#### WRITTEN INSTRUCTION:
Transcribe the part of the records that begins with the line containing "- dapd-grafik-logo: dapd" and ends with the line containing "- metadata-panel: dapd", reproducing every line without change and including both boundary lines.
-- start --
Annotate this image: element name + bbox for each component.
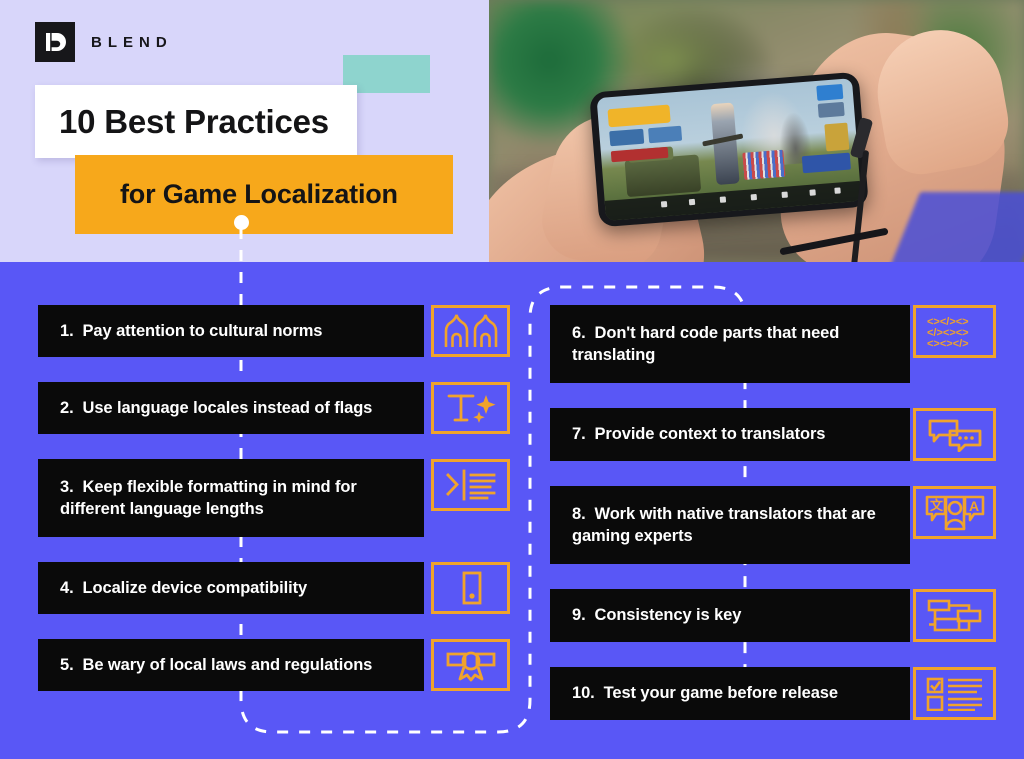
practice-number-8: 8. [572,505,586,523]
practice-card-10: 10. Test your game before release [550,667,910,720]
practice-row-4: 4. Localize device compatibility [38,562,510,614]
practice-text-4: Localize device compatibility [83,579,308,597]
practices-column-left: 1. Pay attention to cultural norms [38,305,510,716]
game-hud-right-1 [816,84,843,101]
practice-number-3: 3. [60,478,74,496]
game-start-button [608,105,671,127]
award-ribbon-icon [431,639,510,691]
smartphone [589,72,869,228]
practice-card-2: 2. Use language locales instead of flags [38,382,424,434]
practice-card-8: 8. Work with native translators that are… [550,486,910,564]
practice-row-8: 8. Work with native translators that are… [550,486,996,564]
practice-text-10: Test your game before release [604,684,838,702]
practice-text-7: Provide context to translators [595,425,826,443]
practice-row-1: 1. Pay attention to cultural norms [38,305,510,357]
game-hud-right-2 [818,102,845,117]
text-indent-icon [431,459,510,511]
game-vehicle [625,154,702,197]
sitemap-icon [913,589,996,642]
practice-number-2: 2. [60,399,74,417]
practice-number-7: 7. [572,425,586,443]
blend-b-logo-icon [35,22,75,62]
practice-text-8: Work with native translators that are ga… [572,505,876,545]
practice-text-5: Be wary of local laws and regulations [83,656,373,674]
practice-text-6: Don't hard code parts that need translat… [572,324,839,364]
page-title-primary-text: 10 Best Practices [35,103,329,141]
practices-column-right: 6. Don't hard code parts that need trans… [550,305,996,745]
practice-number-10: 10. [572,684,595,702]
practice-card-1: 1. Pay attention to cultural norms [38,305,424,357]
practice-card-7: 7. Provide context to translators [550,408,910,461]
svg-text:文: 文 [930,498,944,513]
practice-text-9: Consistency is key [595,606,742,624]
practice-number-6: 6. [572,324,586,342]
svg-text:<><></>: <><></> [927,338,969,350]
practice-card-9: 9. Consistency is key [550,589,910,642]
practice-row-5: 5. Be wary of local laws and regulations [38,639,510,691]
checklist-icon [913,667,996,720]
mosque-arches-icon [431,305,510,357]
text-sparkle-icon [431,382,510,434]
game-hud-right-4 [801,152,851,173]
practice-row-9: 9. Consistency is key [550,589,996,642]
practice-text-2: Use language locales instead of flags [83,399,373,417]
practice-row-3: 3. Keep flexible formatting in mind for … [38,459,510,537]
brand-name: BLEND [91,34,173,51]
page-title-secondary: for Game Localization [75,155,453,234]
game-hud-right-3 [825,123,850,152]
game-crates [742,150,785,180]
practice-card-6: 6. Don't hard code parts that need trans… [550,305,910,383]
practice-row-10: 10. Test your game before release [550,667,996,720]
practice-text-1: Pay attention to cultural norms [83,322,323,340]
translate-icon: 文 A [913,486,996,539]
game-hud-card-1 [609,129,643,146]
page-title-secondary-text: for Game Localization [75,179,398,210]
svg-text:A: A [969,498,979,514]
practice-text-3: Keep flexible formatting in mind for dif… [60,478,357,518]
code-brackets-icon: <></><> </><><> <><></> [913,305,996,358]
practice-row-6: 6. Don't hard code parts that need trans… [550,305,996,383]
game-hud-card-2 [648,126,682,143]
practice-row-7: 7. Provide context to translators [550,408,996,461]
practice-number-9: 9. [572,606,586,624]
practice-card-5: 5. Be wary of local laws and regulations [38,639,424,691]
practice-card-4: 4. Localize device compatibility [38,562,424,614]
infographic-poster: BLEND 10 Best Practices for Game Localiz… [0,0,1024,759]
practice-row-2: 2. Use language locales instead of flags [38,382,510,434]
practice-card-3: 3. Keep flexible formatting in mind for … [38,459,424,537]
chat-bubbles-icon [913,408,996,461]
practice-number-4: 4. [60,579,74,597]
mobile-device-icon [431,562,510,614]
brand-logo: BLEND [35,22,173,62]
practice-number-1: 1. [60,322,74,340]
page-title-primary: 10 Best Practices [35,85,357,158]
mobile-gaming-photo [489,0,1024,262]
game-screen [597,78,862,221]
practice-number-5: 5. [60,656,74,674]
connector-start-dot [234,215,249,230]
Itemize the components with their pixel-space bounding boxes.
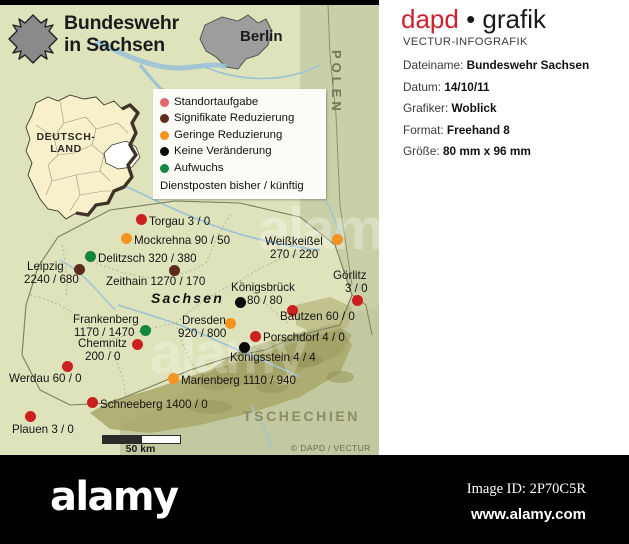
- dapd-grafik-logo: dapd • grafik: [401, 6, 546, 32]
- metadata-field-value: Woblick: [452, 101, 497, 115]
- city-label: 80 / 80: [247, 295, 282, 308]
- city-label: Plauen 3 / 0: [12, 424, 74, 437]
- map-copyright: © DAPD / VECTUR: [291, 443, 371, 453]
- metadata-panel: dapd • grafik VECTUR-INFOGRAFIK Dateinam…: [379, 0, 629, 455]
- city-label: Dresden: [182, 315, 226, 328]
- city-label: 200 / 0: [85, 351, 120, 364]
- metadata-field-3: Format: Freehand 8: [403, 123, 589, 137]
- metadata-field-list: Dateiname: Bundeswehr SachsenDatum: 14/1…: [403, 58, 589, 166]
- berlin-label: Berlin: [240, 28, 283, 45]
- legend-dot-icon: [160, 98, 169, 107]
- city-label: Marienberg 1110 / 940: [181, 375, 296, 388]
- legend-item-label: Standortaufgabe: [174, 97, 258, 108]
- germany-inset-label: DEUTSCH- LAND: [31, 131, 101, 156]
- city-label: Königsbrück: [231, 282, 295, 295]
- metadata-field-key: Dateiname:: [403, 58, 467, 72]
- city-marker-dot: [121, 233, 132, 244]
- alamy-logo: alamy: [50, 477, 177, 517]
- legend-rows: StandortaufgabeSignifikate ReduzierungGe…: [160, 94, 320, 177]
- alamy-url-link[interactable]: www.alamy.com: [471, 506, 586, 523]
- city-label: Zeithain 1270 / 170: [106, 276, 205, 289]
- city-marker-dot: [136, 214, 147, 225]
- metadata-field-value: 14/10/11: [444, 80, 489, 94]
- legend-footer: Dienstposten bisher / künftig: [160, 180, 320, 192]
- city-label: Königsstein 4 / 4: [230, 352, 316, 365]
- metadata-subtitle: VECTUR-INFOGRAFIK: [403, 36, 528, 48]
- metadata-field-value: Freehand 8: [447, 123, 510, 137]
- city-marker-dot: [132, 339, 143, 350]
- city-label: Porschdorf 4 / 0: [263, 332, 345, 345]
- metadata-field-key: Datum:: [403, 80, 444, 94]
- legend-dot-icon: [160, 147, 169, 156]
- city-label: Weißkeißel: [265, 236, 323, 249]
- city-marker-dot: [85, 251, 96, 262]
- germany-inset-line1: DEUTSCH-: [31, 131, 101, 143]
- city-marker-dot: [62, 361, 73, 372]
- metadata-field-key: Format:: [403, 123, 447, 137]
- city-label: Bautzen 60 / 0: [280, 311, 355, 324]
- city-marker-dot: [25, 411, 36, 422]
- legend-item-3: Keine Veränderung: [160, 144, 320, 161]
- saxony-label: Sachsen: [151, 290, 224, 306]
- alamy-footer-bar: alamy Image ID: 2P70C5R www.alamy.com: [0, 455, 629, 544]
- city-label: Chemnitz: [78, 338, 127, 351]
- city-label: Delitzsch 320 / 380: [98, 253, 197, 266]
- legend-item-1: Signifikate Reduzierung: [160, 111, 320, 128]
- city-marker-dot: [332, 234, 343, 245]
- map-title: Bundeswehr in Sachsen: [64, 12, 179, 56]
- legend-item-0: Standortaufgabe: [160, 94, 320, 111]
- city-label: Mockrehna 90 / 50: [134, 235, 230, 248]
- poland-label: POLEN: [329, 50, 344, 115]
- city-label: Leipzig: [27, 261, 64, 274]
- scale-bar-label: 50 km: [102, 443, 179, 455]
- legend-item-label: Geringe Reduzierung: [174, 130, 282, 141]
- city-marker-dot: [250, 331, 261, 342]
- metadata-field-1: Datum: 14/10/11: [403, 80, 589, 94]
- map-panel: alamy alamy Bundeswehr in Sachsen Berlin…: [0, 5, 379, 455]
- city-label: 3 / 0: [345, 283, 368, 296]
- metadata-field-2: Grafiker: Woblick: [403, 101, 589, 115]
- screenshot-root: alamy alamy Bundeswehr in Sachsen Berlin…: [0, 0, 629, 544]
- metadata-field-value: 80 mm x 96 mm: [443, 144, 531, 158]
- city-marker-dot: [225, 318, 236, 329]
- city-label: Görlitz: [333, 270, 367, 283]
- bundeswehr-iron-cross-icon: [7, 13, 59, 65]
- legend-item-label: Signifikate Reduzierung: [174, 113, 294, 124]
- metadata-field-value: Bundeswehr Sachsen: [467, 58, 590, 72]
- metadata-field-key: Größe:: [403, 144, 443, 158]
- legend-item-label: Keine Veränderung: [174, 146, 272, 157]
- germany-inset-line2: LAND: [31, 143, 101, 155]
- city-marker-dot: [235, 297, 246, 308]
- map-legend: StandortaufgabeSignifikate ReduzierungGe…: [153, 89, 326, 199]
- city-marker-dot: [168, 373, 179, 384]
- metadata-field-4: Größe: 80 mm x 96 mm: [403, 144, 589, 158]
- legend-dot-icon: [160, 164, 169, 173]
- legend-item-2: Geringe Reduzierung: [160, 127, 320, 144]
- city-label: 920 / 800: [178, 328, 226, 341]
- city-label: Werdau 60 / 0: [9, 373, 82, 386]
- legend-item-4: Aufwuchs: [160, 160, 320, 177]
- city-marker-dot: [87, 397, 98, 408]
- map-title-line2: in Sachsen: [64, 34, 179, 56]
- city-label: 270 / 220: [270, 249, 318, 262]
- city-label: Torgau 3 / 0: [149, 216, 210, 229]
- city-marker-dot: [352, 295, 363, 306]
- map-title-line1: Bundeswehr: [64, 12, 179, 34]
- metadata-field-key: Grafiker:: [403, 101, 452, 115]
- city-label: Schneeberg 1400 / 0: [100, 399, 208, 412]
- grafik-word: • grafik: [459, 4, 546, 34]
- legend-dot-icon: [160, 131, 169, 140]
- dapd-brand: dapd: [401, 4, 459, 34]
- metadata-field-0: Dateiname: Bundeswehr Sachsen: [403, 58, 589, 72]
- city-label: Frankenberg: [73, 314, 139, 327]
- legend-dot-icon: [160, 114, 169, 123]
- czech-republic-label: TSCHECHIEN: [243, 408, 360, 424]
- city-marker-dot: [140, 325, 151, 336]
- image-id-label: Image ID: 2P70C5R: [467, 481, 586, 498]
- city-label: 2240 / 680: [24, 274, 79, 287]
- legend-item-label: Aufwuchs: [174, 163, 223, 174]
-- end --
-- start --
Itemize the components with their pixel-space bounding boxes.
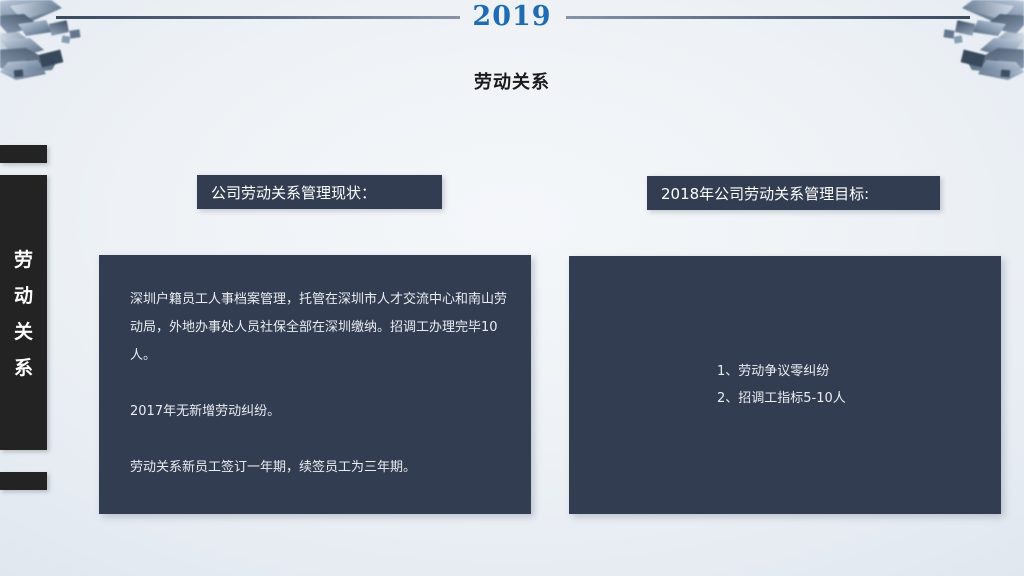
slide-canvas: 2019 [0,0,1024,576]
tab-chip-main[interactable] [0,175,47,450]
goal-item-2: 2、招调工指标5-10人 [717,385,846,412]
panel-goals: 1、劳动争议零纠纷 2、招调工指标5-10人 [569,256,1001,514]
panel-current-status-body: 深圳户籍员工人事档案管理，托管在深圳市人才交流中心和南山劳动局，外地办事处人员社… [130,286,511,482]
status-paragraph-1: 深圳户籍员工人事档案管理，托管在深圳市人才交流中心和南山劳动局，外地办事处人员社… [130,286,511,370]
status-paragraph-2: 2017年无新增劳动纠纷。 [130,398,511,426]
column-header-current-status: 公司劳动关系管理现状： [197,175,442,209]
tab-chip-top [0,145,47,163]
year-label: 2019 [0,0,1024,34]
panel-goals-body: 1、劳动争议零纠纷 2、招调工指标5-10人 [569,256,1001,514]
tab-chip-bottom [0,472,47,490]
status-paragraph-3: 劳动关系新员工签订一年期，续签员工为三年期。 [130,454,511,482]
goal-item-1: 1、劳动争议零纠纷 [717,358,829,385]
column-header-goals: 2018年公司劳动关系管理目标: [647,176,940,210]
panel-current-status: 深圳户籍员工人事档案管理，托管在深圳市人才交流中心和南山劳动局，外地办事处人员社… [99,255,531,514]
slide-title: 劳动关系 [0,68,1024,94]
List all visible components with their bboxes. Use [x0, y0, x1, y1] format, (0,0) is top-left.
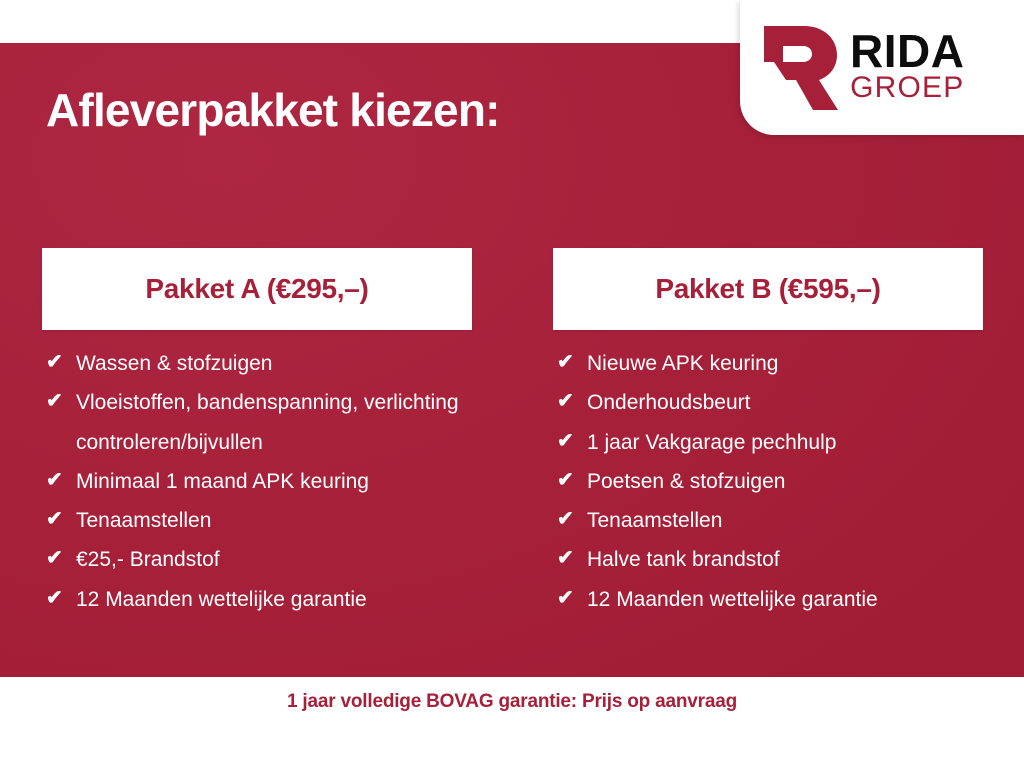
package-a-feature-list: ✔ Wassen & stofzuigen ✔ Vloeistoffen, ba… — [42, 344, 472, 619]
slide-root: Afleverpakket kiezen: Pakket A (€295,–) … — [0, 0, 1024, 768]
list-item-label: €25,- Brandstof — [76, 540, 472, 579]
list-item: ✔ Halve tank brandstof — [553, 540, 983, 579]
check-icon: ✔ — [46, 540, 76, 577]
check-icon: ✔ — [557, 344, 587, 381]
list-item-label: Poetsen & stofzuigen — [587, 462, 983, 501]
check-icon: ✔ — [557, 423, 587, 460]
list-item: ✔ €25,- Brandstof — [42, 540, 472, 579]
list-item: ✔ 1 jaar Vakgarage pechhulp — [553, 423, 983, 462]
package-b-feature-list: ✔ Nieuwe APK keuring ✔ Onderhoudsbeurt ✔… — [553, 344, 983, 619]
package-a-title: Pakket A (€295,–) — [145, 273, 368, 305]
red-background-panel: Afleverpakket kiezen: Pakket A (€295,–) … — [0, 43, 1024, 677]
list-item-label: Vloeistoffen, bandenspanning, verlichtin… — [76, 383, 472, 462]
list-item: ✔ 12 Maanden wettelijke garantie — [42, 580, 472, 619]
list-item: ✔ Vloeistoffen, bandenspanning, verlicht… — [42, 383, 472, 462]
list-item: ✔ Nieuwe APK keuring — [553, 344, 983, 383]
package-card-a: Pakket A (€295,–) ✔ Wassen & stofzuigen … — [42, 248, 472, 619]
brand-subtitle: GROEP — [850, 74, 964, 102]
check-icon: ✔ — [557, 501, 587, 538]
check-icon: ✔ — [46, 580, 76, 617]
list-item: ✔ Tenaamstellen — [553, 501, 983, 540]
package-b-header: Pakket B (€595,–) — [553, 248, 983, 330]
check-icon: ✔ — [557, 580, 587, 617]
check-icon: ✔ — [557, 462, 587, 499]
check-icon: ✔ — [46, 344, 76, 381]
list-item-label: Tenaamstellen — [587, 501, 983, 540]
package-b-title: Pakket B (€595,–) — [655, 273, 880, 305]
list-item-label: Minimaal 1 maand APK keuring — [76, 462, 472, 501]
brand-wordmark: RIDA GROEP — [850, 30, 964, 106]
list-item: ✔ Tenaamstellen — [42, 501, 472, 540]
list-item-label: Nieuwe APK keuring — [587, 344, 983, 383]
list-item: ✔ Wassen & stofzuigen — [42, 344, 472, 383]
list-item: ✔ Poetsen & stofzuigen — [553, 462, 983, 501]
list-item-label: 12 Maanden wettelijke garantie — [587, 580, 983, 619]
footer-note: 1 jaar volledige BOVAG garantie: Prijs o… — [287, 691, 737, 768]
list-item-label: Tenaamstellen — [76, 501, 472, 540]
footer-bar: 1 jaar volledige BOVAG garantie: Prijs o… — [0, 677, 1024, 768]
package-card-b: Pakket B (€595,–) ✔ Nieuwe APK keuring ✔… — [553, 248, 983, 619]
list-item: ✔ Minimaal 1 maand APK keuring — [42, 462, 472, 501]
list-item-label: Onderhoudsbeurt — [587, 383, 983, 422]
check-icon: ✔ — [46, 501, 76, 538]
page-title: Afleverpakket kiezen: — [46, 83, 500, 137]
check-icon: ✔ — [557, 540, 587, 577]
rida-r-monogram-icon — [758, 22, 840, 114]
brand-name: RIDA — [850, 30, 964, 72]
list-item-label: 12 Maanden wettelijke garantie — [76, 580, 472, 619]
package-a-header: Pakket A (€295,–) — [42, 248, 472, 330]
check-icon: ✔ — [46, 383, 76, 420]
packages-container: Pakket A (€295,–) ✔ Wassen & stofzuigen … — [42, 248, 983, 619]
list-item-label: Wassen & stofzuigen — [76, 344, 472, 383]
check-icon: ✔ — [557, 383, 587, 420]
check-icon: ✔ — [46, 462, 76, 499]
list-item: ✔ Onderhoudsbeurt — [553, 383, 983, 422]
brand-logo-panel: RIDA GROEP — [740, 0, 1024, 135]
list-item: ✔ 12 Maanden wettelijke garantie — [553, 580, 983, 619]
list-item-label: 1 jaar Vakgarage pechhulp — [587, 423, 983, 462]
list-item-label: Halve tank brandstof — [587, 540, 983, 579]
-- end --
-- start --
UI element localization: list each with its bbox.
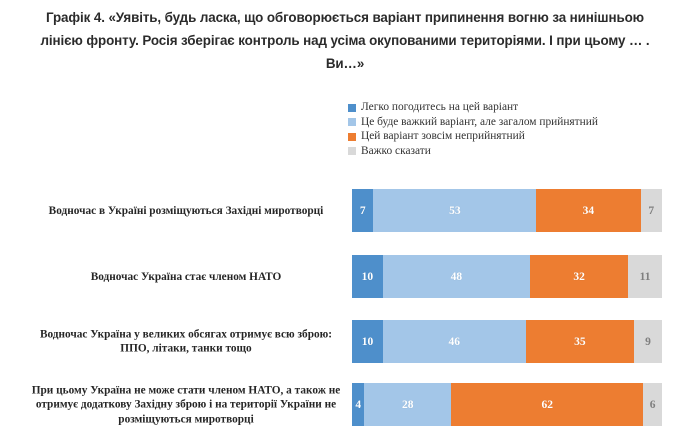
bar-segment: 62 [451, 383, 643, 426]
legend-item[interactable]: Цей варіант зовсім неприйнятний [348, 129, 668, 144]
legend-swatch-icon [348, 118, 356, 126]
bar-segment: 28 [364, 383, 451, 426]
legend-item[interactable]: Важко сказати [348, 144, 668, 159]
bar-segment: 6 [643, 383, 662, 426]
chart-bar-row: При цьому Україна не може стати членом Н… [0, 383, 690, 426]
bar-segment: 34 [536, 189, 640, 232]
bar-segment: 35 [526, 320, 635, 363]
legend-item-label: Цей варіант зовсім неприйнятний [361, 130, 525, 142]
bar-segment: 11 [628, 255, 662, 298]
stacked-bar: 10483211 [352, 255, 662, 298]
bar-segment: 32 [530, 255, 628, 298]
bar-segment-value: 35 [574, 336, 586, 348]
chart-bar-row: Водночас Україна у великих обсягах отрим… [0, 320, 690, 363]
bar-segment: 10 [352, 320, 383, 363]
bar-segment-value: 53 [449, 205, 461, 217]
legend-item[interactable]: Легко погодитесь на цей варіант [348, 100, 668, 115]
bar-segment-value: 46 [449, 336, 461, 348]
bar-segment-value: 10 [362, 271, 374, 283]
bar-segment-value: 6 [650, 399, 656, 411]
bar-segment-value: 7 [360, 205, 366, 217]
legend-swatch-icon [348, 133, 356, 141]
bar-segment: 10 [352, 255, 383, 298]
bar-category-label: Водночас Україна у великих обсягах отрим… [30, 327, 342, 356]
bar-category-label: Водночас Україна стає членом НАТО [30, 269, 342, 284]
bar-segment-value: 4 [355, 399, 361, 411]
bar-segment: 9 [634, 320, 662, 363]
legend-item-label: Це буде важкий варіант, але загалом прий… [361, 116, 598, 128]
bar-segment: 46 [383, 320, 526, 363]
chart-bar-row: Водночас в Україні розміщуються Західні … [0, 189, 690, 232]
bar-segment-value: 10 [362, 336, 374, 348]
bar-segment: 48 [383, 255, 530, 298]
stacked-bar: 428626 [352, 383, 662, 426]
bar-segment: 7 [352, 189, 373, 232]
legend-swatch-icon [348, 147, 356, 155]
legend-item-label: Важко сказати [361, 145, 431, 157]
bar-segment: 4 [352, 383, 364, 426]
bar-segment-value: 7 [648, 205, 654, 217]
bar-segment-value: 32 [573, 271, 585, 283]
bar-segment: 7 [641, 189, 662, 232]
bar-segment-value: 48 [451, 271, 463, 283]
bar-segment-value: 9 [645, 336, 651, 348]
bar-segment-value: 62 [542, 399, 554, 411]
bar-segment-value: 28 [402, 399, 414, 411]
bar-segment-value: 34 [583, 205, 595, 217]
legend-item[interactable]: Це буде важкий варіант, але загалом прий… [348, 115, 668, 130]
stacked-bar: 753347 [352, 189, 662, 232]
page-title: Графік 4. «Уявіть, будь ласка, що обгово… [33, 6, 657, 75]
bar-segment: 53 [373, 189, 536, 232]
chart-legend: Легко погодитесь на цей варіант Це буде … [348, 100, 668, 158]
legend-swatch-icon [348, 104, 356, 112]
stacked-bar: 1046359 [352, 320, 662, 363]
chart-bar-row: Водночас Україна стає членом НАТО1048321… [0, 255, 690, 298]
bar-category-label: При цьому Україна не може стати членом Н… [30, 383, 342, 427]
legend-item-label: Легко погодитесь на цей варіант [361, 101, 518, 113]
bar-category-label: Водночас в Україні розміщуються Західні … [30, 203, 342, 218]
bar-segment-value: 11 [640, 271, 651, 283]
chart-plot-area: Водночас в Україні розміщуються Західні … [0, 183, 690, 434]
-- end --
#### OUTPUT BELOW:
- dapd-grafik-logo: dapd • grafik: [401, 6, 546, 32]
- metadata-field-value: Woblick: [452, 101, 497, 115]
- city-label: 80 / 80: [247, 295, 282, 308]
- city-label: Plauen 3 / 0: [12, 424, 74, 437]
- map-copyright: © DAPD / VECTUR: [291, 443, 371, 453]
- metadata-panel: dapd • grafik VECTUR-INFOGRAFIK Dateinam…: [379, 0, 629, 455]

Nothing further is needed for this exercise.